[begin Data listing]

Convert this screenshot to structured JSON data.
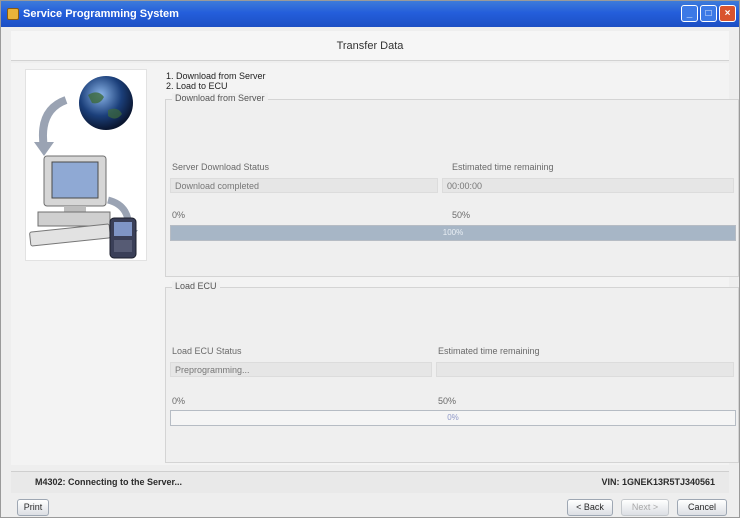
{
  "window": {
    "title": "Service Programming System"
  },
  "header": {
    "title": "Transfer Data"
  },
  "steps": [
    "1. Download from Server",
    "2. Load to ECU"
  ],
  "download_group": {
    "legend": "Download from Server",
    "status_label": "Server Download Status",
    "time_label": "Estimated time remaining",
    "status_value": "Download completed",
    "time_value": "00:00:00",
    "min_label": "0%",
    "max_label": "50%",
    "progress_fraction": 1.0,
    "progress_text": "100%"
  },
  "ecu_group": {
    "legend": "Load ECU",
    "status_label": "Load ECU Status",
    "time_label": "Estimated time remaining",
    "status_value": "Preprogramming...",
    "time_value": "",
    "min_label": "0%",
    "max_label": "50%",
    "progress_fraction": 0.0,
    "progress_text": "0%"
  },
  "status_bar": {
    "message": "M4302: Connecting to the Server...",
    "vin": "VIN: 1GNEK13R5TJ340561"
  },
  "buttons": {
    "print": "Print",
    "back": "< Back",
    "next": "Next >",
    "cancel": "Cancel"
  },
  "colors": {
    "titlebar": "#245edb",
    "progress_fill": "#a7b6c6"
  }
}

[end Data listing]

> **The task**
Make an exact reproduction of the listing above, without any pictures.

> **Worked answer**
Convert this screenshot to structured JSON data.
{
  "window": {
    "title": "Service Programming System"
  },
  "header": {
    "title": "Transfer Data"
  },
  "steps": [
    "1. Download from Server",
    "2. Load to ECU"
  ],
  "download_group": {
    "legend": "Download from Server",
    "status_label": "Server Download Status",
    "time_label": "Estimated time remaining",
    "status_value": "Download completed",
    "time_value": "00:00:00",
    "min_label": "0%",
    "max_label": "50%",
    "progress_fraction": 1.0,
    "progress_text": "100%"
  },
  "ecu_group": {
    "legend": "Load ECU",
    "status_label": "Load ECU Status",
    "time_label": "Estimated time remaining",
    "status_value": "Preprogramming...",
    "time_value": "",
    "min_label": "0%",
    "max_label": "50%",
    "progress_fraction": 0.0,
    "progress_text": "0%"
  },
  "status_bar": {
    "message": "M4302: Connecting to the Server...",
    "vin": "VIN: 1GNEK13R5TJ340561"
  },
  "buttons": {
    "print": "Print",
    "back": "< Back",
    "next": "Next >",
    "cancel": "Cancel"
  },
  "colors": {
    "titlebar": "#245edb",
    "progress_fill": "#a7b6c6"
  }
}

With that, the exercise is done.